Given instruction - Print the records below word for word, between the lines holding "up-label: UP xyxy=(102,460,112,467)" and "bedroom-r2-room xyxy=(727,355,915,555)", inclusive, and output nothing else.

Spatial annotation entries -
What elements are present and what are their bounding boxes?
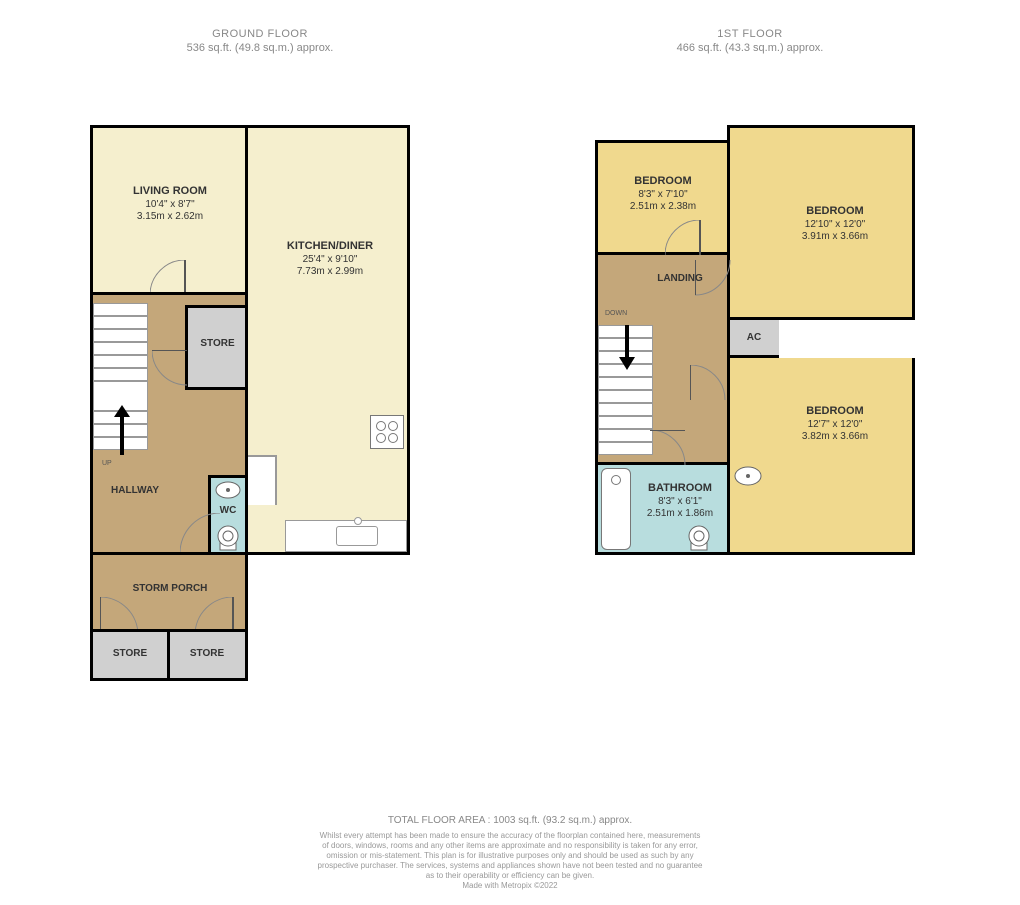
up-label: UP xyxy=(102,460,112,467)
up-arrow-icon xyxy=(112,405,132,455)
bathtub-icon xyxy=(601,468,631,550)
first-floor-title: 1ST FLOOR 466 sq.ft. (43.3 sq.m.) approx… xyxy=(620,27,880,56)
down-arrow-icon xyxy=(617,325,637,370)
bedroom-r2-room xyxy=(727,355,915,555)
ac-room xyxy=(727,317,782,358)
ground-title-text: GROUND FLOOR xyxy=(130,27,390,41)
void-gap xyxy=(779,320,915,358)
toilet-icon xyxy=(685,525,713,551)
kitchen-counter xyxy=(245,455,277,505)
store-left-room xyxy=(90,629,170,681)
disclaimer-line: of doors, windows, rooms and any other i… xyxy=(0,841,1020,851)
floorplan-page: GROUND FLOOR 536 sq.ft. (49.8 sq.m.) app… xyxy=(0,0,1020,905)
total-area-text: TOTAL FLOOR AREA : 1003 sq.ft. (93.2 sq.… xyxy=(0,815,1020,828)
first-floor-plan: DOWN BEDROOM 8'3" x 7'10" 2.51m x 2.38m … xyxy=(595,125,915,585)
disclaimer-line: as to their operability or efficiency ca… xyxy=(0,871,1020,881)
door-arc-icon xyxy=(650,430,695,475)
disclaimer-line: omission or mis-statement. This plan is … xyxy=(0,851,1020,861)
store-right-room xyxy=(167,629,248,681)
ground-subtitle-text: 536 sq.ft. (49.8 sq.m.) approx. xyxy=(130,41,390,55)
basin-icon xyxy=(214,480,242,500)
footer-block: TOTAL FLOOR AREA : 1003 sq.ft. (93.2 sq.… xyxy=(0,815,1020,891)
door-arc-icon xyxy=(690,365,740,415)
door-arc-icon xyxy=(152,350,202,400)
ground-floor-title: GROUND FLOOR 536 sq.ft. (49.8 sq.m.) app… xyxy=(130,27,390,56)
down-label: DOWN xyxy=(605,310,627,317)
ground-floor-plan: UP LIVING ROOM 10'4" x 8'7" 3.15m x 2.62… xyxy=(90,125,410,725)
door-arc-icon xyxy=(695,260,745,310)
basin-icon xyxy=(733,465,763,487)
disclaimer-line: prospective purchaser. The services, sys… xyxy=(0,861,1020,871)
bedroom-r1-room xyxy=(727,125,915,320)
first-title-text: 1ST FLOOR xyxy=(620,27,880,41)
kitchen-worktop xyxy=(285,520,407,552)
credit-line: Made with Metropix ©2022 xyxy=(0,881,1020,891)
hob-icon xyxy=(370,415,404,449)
disclaimer-line: Whilst every attempt has been made to en… xyxy=(0,831,1020,841)
first-subtitle-text: 466 sq.ft. (43.3 sq.m.) approx. xyxy=(620,41,880,55)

Final result -
up-label: UP xyxy=(102,460,112,467)
up-arrow-icon xyxy=(112,405,132,455)
bathtub-icon xyxy=(601,468,631,550)
first-floor-title: 1ST FLOOR 466 sq.ft. (43.3 sq.m.) approx… xyxy=(620,27,880,56)
down-arrow-icon xyxy=(617,325,637,370)
bedroom-r2-room xyxy=(727,355,915,555)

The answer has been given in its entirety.